## Task to complete
Show each line from the listing that includes the word "title".

── Records ──

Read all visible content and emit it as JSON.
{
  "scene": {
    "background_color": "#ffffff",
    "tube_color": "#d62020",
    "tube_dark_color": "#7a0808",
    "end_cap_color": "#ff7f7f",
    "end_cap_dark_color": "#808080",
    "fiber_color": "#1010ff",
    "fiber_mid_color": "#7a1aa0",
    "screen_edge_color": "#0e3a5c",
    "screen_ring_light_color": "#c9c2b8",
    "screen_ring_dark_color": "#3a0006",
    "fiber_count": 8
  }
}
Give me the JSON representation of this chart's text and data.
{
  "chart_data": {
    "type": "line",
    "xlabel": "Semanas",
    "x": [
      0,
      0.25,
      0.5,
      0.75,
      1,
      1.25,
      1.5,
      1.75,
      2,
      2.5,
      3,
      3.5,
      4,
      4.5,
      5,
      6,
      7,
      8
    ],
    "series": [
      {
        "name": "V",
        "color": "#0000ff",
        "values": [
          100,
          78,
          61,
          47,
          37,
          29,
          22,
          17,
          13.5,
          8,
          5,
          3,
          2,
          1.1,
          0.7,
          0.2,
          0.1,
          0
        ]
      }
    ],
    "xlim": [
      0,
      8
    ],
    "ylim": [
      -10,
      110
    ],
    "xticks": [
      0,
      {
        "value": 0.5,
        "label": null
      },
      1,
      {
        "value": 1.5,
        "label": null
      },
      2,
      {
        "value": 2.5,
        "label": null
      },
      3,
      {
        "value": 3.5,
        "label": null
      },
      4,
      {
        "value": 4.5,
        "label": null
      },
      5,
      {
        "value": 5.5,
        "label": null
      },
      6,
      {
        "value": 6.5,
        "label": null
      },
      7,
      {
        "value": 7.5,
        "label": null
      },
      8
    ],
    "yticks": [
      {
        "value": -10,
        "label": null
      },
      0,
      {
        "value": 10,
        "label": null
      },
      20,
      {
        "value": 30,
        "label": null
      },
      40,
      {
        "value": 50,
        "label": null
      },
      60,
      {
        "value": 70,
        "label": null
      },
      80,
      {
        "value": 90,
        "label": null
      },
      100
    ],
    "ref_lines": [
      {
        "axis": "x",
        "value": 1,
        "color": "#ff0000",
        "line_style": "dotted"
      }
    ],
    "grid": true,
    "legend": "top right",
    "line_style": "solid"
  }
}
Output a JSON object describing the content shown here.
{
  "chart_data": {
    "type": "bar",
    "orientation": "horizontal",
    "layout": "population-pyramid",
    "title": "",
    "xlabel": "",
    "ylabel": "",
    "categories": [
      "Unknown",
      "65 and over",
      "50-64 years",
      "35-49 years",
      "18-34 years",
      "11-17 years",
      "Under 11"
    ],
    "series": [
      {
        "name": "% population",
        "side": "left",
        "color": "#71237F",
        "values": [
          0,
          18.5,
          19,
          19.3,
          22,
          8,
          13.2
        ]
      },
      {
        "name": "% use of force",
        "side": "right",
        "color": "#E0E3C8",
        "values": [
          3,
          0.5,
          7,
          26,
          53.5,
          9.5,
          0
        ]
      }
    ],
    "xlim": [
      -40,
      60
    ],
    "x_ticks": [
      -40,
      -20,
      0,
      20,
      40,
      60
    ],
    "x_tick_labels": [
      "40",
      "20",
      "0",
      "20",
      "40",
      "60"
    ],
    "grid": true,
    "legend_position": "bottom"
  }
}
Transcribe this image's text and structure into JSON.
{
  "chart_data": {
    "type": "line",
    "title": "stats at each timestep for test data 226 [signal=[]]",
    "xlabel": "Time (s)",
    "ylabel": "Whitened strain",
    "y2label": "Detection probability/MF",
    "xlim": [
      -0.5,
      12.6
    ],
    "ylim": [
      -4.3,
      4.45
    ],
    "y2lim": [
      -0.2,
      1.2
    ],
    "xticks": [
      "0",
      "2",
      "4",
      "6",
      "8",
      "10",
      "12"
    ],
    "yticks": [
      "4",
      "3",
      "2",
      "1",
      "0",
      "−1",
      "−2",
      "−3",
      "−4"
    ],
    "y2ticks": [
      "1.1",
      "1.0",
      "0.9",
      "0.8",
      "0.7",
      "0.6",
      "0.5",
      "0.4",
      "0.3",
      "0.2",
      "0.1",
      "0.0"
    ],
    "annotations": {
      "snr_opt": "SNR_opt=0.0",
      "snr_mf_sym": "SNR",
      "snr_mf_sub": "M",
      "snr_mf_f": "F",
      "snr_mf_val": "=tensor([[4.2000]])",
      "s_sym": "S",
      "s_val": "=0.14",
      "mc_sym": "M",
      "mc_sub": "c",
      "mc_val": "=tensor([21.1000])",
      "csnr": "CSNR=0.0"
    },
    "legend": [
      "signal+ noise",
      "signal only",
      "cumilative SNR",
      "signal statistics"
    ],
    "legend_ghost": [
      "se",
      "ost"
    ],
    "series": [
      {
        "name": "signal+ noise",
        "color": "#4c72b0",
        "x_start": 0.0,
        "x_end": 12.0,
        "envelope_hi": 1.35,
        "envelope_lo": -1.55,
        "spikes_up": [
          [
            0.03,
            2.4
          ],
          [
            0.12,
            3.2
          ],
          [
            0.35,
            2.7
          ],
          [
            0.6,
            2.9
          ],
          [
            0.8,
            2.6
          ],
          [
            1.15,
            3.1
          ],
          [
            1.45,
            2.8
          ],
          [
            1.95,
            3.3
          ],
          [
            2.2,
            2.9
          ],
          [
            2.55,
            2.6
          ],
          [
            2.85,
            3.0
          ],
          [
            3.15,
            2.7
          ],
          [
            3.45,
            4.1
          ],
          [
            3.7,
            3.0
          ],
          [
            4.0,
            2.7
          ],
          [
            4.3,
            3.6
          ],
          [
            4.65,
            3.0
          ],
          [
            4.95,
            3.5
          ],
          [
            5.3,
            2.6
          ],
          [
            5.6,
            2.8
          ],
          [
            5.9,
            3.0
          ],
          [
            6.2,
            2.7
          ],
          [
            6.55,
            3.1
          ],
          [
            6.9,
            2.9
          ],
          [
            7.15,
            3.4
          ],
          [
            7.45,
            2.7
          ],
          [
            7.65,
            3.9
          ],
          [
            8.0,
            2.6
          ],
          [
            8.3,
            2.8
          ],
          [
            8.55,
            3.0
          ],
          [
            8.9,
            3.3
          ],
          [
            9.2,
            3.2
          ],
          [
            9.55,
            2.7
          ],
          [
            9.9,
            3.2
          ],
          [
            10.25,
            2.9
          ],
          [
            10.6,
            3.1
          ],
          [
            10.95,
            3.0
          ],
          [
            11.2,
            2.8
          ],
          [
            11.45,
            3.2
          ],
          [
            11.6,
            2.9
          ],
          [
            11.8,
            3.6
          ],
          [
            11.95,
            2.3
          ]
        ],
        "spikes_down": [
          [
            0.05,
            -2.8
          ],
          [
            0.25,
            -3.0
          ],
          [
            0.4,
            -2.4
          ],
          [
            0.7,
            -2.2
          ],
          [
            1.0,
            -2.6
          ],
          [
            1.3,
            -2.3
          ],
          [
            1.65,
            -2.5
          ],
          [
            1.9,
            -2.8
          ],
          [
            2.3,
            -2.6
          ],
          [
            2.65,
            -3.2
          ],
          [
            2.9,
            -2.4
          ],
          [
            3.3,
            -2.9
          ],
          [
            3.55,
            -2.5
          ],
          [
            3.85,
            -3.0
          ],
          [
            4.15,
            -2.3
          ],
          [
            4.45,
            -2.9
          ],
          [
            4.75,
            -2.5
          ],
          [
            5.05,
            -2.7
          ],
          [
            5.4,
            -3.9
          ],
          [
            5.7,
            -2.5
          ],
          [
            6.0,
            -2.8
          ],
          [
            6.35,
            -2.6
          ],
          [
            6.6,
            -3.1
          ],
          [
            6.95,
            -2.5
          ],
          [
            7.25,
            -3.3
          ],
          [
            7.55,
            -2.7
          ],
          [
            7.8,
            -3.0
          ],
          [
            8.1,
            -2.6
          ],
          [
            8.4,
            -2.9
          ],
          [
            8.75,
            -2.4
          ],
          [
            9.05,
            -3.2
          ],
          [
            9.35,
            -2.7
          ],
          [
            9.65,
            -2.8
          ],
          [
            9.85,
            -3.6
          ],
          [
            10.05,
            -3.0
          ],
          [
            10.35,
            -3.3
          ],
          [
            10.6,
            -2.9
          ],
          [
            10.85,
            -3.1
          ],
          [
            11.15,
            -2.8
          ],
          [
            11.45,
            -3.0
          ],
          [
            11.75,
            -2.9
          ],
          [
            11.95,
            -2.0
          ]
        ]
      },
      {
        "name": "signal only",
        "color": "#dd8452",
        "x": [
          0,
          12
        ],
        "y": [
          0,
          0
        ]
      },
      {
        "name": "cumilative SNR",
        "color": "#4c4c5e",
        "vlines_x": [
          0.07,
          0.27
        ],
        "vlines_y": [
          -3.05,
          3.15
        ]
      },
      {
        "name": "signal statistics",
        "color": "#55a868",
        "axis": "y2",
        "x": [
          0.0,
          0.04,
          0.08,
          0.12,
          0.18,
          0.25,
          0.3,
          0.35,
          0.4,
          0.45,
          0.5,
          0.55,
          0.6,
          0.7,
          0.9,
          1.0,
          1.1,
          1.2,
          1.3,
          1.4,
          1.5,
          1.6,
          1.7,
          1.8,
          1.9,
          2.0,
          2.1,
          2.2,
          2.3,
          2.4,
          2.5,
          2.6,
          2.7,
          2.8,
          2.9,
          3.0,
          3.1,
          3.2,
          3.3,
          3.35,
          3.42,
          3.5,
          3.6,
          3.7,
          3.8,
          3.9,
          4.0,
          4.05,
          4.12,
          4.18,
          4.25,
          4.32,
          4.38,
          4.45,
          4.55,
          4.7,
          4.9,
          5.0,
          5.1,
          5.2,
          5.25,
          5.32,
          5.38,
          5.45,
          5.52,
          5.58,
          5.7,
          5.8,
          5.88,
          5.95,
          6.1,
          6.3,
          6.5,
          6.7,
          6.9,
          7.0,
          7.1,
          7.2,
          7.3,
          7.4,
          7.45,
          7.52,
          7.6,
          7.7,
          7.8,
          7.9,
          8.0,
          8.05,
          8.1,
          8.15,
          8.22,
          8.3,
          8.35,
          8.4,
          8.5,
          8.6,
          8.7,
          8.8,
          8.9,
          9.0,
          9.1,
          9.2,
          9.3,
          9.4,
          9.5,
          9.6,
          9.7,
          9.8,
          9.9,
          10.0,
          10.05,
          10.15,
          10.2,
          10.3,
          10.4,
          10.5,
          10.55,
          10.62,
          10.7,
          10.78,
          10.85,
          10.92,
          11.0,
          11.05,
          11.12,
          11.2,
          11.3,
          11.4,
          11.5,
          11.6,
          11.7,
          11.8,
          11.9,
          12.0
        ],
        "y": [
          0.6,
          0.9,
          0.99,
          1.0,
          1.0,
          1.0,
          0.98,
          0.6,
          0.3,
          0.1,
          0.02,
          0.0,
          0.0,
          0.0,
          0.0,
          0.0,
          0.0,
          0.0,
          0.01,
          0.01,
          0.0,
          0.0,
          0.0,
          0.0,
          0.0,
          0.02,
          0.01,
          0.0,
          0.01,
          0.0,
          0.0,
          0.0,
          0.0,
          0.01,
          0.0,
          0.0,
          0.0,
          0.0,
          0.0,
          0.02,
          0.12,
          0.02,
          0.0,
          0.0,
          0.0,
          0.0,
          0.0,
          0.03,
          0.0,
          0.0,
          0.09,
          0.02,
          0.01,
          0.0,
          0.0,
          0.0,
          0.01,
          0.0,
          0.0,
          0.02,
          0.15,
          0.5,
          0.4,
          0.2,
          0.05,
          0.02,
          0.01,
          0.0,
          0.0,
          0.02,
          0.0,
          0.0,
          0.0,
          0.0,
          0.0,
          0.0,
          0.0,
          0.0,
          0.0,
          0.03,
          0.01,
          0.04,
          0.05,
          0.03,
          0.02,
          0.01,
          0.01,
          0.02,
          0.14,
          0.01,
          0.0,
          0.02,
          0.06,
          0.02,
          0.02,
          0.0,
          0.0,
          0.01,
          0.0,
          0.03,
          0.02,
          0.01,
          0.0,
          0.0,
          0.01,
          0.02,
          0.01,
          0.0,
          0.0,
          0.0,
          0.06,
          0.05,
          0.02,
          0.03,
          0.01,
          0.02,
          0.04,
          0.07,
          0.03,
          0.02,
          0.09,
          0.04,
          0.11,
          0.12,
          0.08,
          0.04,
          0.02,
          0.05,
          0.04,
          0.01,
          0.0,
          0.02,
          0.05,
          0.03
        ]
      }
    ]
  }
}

───

## The response
    "title": "",
    "title": "stats at each timestep for test data 226 [signal=[]]",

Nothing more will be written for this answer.